*Instructions for the task:*
Set down the material once more, exactly as it appears.

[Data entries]
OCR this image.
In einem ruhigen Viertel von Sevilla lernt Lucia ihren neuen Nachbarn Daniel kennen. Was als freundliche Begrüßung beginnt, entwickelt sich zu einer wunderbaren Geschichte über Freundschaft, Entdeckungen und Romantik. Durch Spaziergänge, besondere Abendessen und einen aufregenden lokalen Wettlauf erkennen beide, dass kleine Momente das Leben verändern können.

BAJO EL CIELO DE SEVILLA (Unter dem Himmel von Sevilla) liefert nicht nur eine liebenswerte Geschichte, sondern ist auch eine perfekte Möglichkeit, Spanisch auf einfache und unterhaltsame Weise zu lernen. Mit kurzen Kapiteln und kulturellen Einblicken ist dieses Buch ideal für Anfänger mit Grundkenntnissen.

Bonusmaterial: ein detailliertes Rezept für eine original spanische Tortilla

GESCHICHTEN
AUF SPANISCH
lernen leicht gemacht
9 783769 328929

*Written solution:*
OCR this image.
In einem ruhigen Viertel von Sevilla lernt Lucia ihren neuen Nachbarn Daniel kennen. Was als freundliche Begrüßung beginnt, entwickelt sich zu einer wunderbaren Geschichte über Freundschaft, Entdeckungen und Romantik. Durch Spaziergänge, besondere Abendessen und einen aufregenden lokalen Wettlauf erkennen beide, dass kleine Momente das Leben verändern können.

BAJO EL CIELO DE SEVILLA (Unter dem Himmel von Sevilla) liefert nicht nur eine liebenswerte Geschichte, sondern ist auch eine perfekte Möglichkeit, Spanisch auf einfache und unterhaltsame Weise zu lernen. Mit kurzen Kapiteln und kulturellen Einblicken ist dieses Buch ideal für Anfänger mit Grundkenntnissen.

Bonusmaterial: ein detailliertes Rezept für eine original spanische Tortilla

GESCHICHTEN
AUF SPANISCH
lernen leicht gemacht
9 783769 328929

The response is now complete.